____ Data extract

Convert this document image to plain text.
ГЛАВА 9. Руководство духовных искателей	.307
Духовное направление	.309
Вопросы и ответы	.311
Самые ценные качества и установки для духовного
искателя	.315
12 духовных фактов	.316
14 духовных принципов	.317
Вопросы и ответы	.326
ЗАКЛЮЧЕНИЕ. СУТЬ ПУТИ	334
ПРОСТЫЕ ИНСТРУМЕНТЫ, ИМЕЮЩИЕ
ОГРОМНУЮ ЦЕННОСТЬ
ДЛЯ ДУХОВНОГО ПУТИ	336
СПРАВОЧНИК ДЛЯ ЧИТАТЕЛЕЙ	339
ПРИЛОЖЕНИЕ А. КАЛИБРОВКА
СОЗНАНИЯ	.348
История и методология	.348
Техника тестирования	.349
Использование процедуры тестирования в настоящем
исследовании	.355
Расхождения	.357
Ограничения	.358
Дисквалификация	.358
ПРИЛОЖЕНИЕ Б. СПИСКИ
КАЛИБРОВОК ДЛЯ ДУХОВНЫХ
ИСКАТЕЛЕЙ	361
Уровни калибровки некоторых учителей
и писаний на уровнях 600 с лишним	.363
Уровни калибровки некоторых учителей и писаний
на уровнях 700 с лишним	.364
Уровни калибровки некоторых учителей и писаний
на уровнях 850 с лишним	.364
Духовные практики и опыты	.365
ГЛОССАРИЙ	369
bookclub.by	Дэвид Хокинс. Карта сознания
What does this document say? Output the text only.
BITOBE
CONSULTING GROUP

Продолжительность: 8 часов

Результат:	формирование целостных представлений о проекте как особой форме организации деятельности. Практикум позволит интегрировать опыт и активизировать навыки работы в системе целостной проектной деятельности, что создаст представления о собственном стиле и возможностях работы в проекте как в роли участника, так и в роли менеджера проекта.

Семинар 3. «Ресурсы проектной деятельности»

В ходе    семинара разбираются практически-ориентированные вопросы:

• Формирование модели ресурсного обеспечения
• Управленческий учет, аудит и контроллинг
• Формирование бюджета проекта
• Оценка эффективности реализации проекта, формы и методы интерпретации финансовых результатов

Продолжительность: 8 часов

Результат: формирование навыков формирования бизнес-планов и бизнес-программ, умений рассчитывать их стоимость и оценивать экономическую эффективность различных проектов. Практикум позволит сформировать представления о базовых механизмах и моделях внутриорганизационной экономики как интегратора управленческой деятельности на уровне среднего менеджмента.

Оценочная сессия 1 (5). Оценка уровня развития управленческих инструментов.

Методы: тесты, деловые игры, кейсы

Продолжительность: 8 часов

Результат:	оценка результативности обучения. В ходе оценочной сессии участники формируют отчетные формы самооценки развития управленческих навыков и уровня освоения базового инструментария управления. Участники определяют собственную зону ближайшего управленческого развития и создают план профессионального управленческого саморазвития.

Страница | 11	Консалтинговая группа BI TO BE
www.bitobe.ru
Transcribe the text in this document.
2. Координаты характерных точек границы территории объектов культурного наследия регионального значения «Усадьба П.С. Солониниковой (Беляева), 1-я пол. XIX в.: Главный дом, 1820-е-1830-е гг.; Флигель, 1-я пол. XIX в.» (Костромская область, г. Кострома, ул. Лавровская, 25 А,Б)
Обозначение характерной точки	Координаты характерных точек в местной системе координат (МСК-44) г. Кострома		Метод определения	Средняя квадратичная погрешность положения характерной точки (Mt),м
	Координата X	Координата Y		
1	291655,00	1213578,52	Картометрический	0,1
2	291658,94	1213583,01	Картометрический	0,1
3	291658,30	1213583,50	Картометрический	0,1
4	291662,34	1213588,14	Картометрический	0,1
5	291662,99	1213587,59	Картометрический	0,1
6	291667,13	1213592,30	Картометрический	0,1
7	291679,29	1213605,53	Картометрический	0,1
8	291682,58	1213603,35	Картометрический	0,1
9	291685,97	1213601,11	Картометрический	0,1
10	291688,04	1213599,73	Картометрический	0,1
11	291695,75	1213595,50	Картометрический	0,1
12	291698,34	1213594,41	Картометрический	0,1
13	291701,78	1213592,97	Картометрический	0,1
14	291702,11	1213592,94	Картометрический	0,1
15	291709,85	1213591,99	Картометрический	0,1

________

● The task:
Everything from the line that contains "Transcribe the text in this document." through the end of the records must be duplicated exactly, and nothing outside that range.

● Exercise result:
Transcribe the text in this document.
2. Координаты характерных точек границы территории объектов культурного наследия регионального значения «Усадьба П.С. Солониниковой (Беляева), 1-я пол. XIX в.: Главный дом, 1820-е-1830-е гг.; Флигель, 1-я пол. XIX в.» (Костромская область, г. Кострома, ул. Лавровская, 25 А,Б)
Обозначение характерной точки	Координаты характерных точек в местной системе координат (МСК-44) г. Кострома		Метод определения	Средняя квадратичная погрешность положения характерной точки (Mt),м
	Координата X	Координата Y		
1	291655,00	1213578,52	Картометрический	0,1
2	291658,94	1213583,01	Картометрический	0,1
3	291658,30	1213583,50	Картометрический	0,1
4	291662,34	1213588,14	Картометрический	0,1
5	291662,99	1213587,59	Картометрический	0,1
6	291667,13	1213592,30	Картометрический	0,1
7	291679,29	1213605,53	Картометрический	0,1
8	291682,58	1213603,35	Картометрический	0,1
9	291685,97	1213601,11	Картометрический	0,1
10	291688,04	1213599,73	Картометрический	0,1
11	291695,75	1213595,50	Картометрический	0,1
12	291698,34	1213594,41	Картометрический	0,1
13	291701,78	1213592,97	Картометрический	0,1
14	291702,11	1213592,94	Картометрический	0,1
15	291709,85	1213591,99	Картометрический	0,1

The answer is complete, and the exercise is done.